— Start RECORDED INFORMATION —
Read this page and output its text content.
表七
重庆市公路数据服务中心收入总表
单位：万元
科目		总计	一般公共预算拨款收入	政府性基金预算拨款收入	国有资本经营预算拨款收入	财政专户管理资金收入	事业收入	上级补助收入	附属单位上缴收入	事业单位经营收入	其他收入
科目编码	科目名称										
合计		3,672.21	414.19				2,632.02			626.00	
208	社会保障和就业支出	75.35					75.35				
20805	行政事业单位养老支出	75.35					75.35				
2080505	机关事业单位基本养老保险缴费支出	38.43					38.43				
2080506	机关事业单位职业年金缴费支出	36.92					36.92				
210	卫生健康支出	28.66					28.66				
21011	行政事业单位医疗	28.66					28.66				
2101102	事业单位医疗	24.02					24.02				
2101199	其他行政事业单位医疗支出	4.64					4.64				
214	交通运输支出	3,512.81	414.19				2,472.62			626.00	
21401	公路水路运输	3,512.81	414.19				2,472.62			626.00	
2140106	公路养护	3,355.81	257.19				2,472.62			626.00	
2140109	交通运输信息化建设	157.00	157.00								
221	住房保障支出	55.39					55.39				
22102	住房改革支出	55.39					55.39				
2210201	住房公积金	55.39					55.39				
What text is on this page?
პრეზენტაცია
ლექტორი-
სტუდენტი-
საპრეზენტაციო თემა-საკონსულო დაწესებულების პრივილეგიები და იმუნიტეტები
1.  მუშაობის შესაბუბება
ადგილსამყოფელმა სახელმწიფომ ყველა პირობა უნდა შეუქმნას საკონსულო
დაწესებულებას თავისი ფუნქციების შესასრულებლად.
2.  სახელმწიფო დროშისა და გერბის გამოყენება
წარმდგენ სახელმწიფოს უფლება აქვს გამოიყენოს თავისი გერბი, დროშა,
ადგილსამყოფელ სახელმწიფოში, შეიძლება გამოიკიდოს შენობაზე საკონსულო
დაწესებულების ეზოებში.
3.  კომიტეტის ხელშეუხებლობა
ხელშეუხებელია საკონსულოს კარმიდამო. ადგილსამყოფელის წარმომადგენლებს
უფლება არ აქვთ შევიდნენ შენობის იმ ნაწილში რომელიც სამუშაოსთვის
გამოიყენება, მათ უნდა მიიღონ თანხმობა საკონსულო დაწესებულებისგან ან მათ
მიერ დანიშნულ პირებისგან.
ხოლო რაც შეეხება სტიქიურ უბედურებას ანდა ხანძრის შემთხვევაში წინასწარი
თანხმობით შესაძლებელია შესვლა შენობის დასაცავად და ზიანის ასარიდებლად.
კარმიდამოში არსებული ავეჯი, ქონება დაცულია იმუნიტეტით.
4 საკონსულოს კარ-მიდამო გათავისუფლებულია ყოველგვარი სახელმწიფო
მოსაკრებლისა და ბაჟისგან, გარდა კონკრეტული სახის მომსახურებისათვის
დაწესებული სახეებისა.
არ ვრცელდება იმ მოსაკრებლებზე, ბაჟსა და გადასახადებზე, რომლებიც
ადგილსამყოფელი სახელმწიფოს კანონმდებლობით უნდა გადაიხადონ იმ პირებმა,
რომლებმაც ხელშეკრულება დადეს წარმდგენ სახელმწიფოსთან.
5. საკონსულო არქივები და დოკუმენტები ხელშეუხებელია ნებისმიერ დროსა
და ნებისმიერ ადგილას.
— End RECORDED INFORMATION —
## TASK DESCRIPTION
Copy out the material above in its entirety. Every detail must match.

## RESPONSE FOR THIS EXERCISE
Read this page and output its text content.
表七
重庆市公路数据服务中心收入总表
单位：万元
科目		总计	一般公共预算拨款收入	政府性基金预算拨款收入	国有资本经营预算拨款收入	财政专户管理资金收入	事业收入	上级补助收入	附属单位上缴收入	事业单位经营收入	其他收入
科目编码	科目名称										
合计		3,672.21	414.19				2,632.02			626.00	
208	社会保障和就业支出	75.35					75.35				
20805	行政事业单位养老支出	75.35					75.35				
2080505	机关事业单位基本养老保险缴费支出	38.43					38.43				
2080506	机关事业单位职业年金缴费支出	36.92					36.92				
210	卫生健康支出	28.66					28.66				
21011	行政事业单位医疗	28.66					28.66				
2101102	事业单位医疗	24.02					24.02				
2101199	其他行政事业单位医疗支出	4.64					4.64				
214	交通运输支出	3,512.81	414.19				2,472.62			626.00	
21401	公路水路运输	3,512.81	414.19				2,472.62			626.00	
2140106	公路养护	3,355.81	257.19				2,472.62			626.00	
2140109	交通运输信息化建设	157.00	157.00								
221	住房保障支出	55.39					55.39				
22102	住房改革支出	55.39					55.39				
2210201	住房公积金	55.39					55.39				
What text is on this page?
პრეზენტაცია
ლექტორი-
სტუდენტი-
საპრეზენტაციო თემა-საკონსულო დაწესებულების პრივილეგიები და იმუნიტეტები
1.  მუშაობის შესაბუბება
ადგილსამყოფელმა სახელმწიფომ ყველა პირობა უნდა შეუქმნას საკონსულო
დაწესებულებას თავისი ფუნქციების შესასრულებლად.
2.  სახელმწიფო დროშისა და გერბის გამოყენება
წარმდგენ სახელმწიფოს უფლება აქვს გამოიყენოს თავისი გერბი, დროშა,
ადგილსამყოფელ სახელმწიფოში, შეიძლება გამოიკიდოს შენობაზე საკონსულო
დაწესებულების ეზოებში.
3.  კომიტეტის ხელშეუხებლობა
ხელშეუხებელია საკონსულოს კარმიდამო. ადგილსამყოფელის წარმომადგენლებს
უფლება არ აქვთ შევიდნენ შენობის იმ ნაწილში რომელიც სამუშაოსთვის
გამოიყენება, მათ უნდა მიიღონ თანხმობა საკონსულო დაწესებულებისგან ან მათ
მიერ დანიშნულ პირებისგან.
ხოლო რაც შეეხება სტიქიურ უბედურებას ანდა ხანძრის შემთხვევაში წინასწარი
თანხმობით შესაძლებელია შესვლა შენობის დასაცავად და ზიანის ასარიდებლად.
კარმიდამოში არსებული ავეჯი, ქონება დაცულია იმუნიტეტით.
4 საკონსულოს კარ-მიდამო გათავისუფლებულია ყოველგვარი სახელმწიფო
მოსაკრებლისა და ბაჟისგან, გარდა კონკრეტული სახის მომსახურებისათვის
დაწესებული სახეებისა.
არ ვრცელდება იმ მოსაკრებლებზე, ბაჟსა და გადასახადებზე, რომლებიც
ადგილსამყოფელი სახელმწიფოს კანონმდებლობით უნდა გადაიხადონ იმ პირებმა,
რომლებმაც ხელშეკრულება დადეს წარმდგენ სახელმწიფოსთან.
5. საკონსულო არქივები და დოკუმენტები ხელშეუხებელია ნებისმიერ დროსა
და ნებისმიერ ადგილას.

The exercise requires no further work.